=== Input material ===

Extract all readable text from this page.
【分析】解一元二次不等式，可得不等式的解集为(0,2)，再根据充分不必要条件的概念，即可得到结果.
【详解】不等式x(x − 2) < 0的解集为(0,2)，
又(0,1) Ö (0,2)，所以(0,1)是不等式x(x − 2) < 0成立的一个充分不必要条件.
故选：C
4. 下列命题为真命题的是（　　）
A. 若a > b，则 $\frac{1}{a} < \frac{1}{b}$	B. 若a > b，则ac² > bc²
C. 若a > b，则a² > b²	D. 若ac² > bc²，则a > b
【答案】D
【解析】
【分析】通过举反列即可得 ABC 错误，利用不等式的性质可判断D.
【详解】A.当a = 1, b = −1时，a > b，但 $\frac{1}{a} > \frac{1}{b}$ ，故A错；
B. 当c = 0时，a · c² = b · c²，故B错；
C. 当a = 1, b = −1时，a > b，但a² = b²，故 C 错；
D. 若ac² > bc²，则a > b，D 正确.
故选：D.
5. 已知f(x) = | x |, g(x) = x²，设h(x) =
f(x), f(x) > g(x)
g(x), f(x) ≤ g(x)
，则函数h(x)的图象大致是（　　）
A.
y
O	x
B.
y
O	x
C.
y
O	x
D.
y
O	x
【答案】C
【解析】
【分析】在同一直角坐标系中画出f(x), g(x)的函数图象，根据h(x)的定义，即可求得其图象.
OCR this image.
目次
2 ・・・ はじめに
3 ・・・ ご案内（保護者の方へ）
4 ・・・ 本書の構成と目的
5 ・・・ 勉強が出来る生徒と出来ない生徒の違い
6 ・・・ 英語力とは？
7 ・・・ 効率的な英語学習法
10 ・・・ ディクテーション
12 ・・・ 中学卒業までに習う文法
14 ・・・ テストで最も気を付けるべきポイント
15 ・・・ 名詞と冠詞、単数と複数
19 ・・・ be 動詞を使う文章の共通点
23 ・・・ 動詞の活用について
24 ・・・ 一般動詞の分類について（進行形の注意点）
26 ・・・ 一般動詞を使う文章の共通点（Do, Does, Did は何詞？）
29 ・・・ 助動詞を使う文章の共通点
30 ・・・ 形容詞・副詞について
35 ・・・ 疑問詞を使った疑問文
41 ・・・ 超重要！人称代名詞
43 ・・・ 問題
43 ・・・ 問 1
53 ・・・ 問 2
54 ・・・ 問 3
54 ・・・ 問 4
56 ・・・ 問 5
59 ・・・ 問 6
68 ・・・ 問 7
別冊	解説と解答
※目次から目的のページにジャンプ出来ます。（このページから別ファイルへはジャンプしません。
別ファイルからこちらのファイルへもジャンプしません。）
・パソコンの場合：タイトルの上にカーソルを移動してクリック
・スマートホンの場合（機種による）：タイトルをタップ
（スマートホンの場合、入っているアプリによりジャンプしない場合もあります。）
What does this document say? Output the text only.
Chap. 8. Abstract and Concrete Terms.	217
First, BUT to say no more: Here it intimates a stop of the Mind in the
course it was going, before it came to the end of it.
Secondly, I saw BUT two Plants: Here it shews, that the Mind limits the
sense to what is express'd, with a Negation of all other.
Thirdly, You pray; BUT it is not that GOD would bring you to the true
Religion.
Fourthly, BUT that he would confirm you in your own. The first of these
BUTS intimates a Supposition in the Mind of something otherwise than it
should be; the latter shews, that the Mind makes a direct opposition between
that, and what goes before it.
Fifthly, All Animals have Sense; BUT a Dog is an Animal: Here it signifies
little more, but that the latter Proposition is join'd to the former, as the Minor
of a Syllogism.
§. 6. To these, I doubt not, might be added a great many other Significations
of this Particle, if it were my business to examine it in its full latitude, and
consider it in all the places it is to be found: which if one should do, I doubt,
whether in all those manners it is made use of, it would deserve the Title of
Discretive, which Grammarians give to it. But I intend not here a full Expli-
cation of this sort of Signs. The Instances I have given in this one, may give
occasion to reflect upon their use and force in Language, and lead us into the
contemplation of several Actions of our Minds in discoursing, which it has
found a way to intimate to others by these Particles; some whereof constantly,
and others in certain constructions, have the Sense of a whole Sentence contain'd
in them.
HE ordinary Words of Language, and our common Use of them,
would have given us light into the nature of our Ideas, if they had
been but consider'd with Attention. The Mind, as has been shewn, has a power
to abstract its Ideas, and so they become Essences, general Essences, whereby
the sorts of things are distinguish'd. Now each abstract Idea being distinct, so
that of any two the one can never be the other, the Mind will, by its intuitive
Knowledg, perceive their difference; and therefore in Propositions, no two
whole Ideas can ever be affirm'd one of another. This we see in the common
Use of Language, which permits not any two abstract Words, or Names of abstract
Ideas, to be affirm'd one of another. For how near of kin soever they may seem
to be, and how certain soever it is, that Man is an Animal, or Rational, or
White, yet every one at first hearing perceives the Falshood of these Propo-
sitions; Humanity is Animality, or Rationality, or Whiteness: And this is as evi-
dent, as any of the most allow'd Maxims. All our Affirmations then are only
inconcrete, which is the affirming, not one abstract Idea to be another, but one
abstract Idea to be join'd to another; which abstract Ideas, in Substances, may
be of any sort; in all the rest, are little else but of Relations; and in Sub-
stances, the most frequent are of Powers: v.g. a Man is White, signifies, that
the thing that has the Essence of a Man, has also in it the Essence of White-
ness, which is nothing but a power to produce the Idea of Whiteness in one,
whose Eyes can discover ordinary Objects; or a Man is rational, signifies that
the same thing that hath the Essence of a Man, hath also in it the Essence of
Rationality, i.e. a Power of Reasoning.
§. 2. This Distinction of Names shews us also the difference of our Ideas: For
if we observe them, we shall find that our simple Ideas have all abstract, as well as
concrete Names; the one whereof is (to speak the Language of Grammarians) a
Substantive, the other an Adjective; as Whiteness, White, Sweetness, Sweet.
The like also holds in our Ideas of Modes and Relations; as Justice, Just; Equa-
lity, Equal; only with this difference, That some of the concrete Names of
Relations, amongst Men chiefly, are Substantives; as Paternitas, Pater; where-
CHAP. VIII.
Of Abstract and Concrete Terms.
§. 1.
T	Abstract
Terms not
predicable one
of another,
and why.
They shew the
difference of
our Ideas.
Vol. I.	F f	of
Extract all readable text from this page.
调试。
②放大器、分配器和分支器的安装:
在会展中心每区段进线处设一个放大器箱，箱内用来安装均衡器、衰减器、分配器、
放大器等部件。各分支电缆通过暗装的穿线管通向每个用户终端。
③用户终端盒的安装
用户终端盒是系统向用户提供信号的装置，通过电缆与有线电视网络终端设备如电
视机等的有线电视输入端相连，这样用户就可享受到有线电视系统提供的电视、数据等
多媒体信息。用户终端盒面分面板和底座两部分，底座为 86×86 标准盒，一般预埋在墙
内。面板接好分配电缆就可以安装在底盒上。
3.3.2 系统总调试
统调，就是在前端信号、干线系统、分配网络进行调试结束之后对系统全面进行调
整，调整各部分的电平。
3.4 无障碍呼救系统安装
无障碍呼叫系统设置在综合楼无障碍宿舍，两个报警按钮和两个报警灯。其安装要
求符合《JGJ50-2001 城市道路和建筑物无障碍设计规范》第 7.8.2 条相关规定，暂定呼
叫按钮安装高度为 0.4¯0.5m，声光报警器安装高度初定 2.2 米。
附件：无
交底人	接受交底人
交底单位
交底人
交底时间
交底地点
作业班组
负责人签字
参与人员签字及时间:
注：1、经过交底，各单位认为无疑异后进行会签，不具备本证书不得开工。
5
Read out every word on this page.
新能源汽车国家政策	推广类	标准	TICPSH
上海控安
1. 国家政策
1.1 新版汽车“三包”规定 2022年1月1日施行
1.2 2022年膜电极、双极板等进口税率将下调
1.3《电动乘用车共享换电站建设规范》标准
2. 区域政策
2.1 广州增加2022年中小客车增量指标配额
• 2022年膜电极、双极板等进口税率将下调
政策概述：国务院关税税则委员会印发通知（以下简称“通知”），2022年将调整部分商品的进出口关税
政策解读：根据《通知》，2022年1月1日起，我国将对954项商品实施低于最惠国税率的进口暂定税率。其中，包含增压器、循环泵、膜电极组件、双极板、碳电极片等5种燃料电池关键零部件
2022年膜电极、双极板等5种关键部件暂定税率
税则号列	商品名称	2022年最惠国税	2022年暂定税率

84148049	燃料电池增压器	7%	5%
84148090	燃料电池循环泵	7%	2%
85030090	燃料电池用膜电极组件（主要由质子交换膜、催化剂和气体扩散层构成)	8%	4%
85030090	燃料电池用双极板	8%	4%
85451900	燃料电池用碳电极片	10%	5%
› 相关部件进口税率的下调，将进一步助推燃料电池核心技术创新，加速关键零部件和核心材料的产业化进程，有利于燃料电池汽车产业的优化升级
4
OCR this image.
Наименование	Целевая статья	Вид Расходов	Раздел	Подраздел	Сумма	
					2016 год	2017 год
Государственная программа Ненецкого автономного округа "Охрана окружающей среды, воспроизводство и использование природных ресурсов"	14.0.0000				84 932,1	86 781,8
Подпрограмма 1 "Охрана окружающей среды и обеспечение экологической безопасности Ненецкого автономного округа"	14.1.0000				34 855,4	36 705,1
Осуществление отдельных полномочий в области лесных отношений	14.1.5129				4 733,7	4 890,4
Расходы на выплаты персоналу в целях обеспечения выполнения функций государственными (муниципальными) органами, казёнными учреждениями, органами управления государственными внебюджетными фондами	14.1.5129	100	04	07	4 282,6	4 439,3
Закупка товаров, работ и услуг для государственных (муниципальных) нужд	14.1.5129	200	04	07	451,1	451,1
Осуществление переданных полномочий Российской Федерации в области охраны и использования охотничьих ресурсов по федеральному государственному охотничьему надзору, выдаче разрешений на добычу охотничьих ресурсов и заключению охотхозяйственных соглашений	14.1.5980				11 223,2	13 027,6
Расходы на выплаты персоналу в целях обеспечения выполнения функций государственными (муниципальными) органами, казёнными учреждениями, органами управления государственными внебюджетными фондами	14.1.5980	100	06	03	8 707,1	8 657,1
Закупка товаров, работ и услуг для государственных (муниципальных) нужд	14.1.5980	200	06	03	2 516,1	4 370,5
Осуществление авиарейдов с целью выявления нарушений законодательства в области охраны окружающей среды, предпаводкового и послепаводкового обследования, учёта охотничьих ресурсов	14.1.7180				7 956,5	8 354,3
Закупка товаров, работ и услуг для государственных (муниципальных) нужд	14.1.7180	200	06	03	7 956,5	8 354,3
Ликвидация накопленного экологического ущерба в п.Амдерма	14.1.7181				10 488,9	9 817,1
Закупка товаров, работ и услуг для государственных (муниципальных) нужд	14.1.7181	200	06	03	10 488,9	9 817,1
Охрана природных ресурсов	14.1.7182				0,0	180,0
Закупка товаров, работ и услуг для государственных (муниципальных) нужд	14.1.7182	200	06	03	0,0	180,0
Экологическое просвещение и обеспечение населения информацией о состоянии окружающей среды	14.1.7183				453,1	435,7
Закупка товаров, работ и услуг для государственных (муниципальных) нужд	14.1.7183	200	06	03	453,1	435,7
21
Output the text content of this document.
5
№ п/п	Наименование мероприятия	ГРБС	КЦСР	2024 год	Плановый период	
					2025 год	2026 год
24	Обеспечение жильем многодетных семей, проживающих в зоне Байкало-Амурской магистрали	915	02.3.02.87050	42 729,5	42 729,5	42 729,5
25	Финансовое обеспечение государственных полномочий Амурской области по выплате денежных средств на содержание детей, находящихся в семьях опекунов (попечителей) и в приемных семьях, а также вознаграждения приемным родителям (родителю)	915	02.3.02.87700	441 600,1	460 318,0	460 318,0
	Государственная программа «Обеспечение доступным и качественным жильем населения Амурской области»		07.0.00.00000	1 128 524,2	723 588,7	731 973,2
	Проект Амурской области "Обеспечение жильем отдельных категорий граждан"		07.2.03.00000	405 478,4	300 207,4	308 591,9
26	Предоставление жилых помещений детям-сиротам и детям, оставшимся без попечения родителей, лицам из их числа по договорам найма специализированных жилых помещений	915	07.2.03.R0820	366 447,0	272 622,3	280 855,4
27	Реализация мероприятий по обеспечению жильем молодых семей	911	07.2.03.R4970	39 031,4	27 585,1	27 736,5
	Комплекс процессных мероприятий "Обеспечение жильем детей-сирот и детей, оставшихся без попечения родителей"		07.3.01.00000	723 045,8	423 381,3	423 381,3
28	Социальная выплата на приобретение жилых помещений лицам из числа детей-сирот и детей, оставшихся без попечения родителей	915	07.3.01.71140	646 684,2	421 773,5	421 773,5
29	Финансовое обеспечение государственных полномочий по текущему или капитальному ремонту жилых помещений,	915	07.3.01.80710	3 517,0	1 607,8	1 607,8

===

Problem. Copy every line in the listing above where the string "only" turns up.

The reply.
What does this document say? Output the text only.
dent, as any of the most allow'd Maxims. All our Affirmations then are only
lity, Equal; only with this difference, That some of the concrete Names of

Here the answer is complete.